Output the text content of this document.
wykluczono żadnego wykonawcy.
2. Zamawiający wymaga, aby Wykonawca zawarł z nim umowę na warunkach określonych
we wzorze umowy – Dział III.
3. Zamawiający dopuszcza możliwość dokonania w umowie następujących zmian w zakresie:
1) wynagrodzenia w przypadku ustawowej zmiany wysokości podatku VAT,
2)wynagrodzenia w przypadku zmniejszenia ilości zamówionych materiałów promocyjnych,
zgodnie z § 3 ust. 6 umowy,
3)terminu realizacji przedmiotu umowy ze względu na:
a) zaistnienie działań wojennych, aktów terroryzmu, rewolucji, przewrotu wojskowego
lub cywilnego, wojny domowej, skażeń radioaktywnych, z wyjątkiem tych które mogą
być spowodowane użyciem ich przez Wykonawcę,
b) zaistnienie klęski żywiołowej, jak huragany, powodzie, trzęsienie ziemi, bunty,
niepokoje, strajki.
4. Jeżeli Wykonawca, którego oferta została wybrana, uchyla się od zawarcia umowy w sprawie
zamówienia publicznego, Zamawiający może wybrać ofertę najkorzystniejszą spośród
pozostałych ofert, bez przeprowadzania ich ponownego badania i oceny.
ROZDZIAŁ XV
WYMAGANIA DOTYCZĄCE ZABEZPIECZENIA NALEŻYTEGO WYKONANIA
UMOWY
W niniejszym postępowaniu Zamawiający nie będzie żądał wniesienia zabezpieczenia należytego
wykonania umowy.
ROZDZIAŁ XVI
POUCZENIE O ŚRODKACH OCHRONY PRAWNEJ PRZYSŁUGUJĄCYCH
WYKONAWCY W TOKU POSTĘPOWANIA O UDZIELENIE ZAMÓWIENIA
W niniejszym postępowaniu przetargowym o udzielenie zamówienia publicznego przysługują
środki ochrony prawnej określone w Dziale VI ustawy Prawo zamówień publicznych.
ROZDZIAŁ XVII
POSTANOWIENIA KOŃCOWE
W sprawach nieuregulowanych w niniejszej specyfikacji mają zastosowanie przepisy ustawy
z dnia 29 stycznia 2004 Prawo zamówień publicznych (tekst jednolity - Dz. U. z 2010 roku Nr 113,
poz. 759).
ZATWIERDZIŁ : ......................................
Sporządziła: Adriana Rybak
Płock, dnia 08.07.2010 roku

## Exercise prompt
Every record shown above must be echoed exactly.

## Exercise solution
Output the text content of this document.
wykluczono żadnego wykonawcy.
2. Zamawiający wymaga, aby Wykonawca zawarł z nim umowę na warunkach określonych
we wzorze umowy – Dział III.
3. Zamawiający dopuszcza możliwość dokonania w umowie następujących zmian w zakresie:
1) wynagrodzenia w przypadku ustawowej zmiany wysokości podatku VAT,
2)wynagrodzenia w przypadku zmniejszenia ilości zamówionych materiałów promocyjnych,
zgodnie z § 3 ust. 6 umowy,
3)terminu realizacji przedmiotu umowy ze względu na:
a) zaistnienie działań wojennych, aktów terroryzmu, rewolucji, przewrotu wojskowego
lub cywilnego, wojny domowej, skażeń radioaktywnych, z wyjątkiem tych które mogą
być spowodowane użyciem ich przez Wykonawcę,
b) zaistnienie klęski żywiołowej, jak huragany, powodzie, trzęsienie ziemi, bunty,
niepokoje, strajki.
4. Jeżeli Wykonawca, którego oferta została wybrana, uchyla się od zawarcia umowy w sprawie
zamówienia publicznego, Zamawiający może wybrać ofertę najkorzystniejszą spośród
pozostałych ofert, bez przeprowadzania ich ponownego badania i oceny.
ROZDZIAŁ XV
WYMAGANIA DOTYCZĄCE ZABEZPIECZENIA NALEŻYTEGO WYKONANIA
UMOWY
W niniejszym postępowaniu Zamawiający nie będzie żądał wniesienia zabezpieczenia należytego
wykonania umowy.
ROZDZIAŁ XVI
POUCZENIE O ŚRODKACH OCHRONY PRAWNEJ PRZYSŁUGUJĄCYCH
WYKONAWCY W TOKU POSTĘPOWANIA O UDZIELENIE ZAMÓWIENIA
W niniejszym postępowaniu przetargowym o udzielenie zamówienia publicznego przysługują
środki ochrony prawnej określone w Dziale VI ustawy Prawo zamówień publicznych.
ROZDZIAŁ XVII
POSTANOWIENIA KOŃCOWE
W sprawach nieuregulowanych w niniejszej specyfikacji mają zastosowanie przepisy ustawy
z dnia 29 stycznia 2004 Prawo zamówień publicznych (tekst jednolity - Dz. U. z 2010 roku Nr 113,
poz. 759).
ZATWIERDZIŁ : ......................................
Sporządziła: Adriana Rybak
Płock, dnia 08.07.2010 roku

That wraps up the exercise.